DATA IN THIS EXERCISE:
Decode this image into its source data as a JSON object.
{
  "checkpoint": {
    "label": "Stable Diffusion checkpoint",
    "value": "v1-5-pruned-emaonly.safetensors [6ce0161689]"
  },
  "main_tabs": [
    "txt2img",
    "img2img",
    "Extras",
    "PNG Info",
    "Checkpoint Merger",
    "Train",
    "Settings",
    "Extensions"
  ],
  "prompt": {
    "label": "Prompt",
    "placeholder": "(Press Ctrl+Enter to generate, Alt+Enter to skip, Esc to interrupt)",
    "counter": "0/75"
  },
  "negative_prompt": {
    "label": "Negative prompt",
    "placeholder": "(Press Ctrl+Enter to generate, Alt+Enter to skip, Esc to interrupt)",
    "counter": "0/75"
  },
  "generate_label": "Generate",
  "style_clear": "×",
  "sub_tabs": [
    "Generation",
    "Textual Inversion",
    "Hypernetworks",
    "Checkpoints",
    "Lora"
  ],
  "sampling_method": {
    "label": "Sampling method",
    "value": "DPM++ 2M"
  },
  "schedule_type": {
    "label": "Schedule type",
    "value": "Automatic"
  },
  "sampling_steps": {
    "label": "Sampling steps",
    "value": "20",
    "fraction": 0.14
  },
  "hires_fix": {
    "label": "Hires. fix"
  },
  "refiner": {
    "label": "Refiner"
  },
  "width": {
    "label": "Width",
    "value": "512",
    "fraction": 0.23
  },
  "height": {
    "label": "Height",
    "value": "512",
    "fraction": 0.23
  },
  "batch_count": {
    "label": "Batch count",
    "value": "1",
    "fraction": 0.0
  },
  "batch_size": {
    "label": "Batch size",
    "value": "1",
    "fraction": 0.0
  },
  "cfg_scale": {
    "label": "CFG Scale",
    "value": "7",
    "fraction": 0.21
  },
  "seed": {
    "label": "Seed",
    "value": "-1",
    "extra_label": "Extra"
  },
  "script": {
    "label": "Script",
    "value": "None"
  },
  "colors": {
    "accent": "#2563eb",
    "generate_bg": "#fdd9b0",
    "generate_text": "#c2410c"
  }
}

WORK INSTRUCTIONS:
Extract the complete set of records unchanged.

CORRECT OUTPUT:
Decode this image into its source data as a JSON object.
{
  "checkpoint": {
    "label": "Stable Diffusion checkpoint",
    "value": "v1-5-pruned-emaonly.safetensors [6ce0161689]"
  },
  "main_tabs": [
    "txt2img",
    "img2img",
    "Extras",
    "PNG Info",
    "Checkpoint Merger",
    "Train",
    "Settings",
    "Extensions"
  ],
  "prompt": {
    "label": "Prompt",
    "placeholder": "(Press Ctrl+Enter to generate, Alt+Enter to skip, Esc to interrupt)",
    "counter": "0/75"
  },
  "negative_prompt": {
    "label": "Negative prompt",
    "placeholder": "(Press Ctrl+Enter to generate, Alt+Enter to skip, Esc to interrupt)",
    "counter": "0/75"
  },
  "generate_label": "Generate",
  "style_clear": "×",
  "sub_tabs": [
    "Generation",
    "Textual Inversion",
    "Hypernetworks",
    "Checkpoints",
    "Lora"
  ],
  "sampling_method": {
    "label": "Sampling method",
    "value": "DPM++ 2M"
  },
  "schedule_type": {
    "label": "Schedule type",
    "value": "Automatic"
  },
  "sampling_steps": {
    "label": "Sampling steps",
    "value": "20",
    "fraction": 0.14
  },
  "hires_fix": {
    "label": "Hires. fix"
  },
  "refiner": {
    "label": "Refiner"
  },
  "width": {
    "label": "Width",
    "value": "512",
    "fraction": 0.23
  },
  "height": {
    "label": "Height",
    "value": "512",
    "fraction": 0.23
  },
  "batch_count": {
    "label": "Batch count",
    "value": "1",
    "fraction": 0.0
  },
  "batch_size": {
    "label": "Batch size",
    "value": "1",
    "fraction": 0.0
  },
  "cfg_scale": {
    "label": "CFG Scale",
    "value": "7",
    "fraction": 0.21
  },
  "seed": {
    "label": "Seed",
    "value": "-1",
    "extra_label": "Extra"
  },
  "script": {
    "label": "Script",
    "value": "None"
  },
  "colors": {
    "accent": "#2563eb",
    "generate_bg": "#fdd9b0",
    "generate_text": "#c2410c"
  }
}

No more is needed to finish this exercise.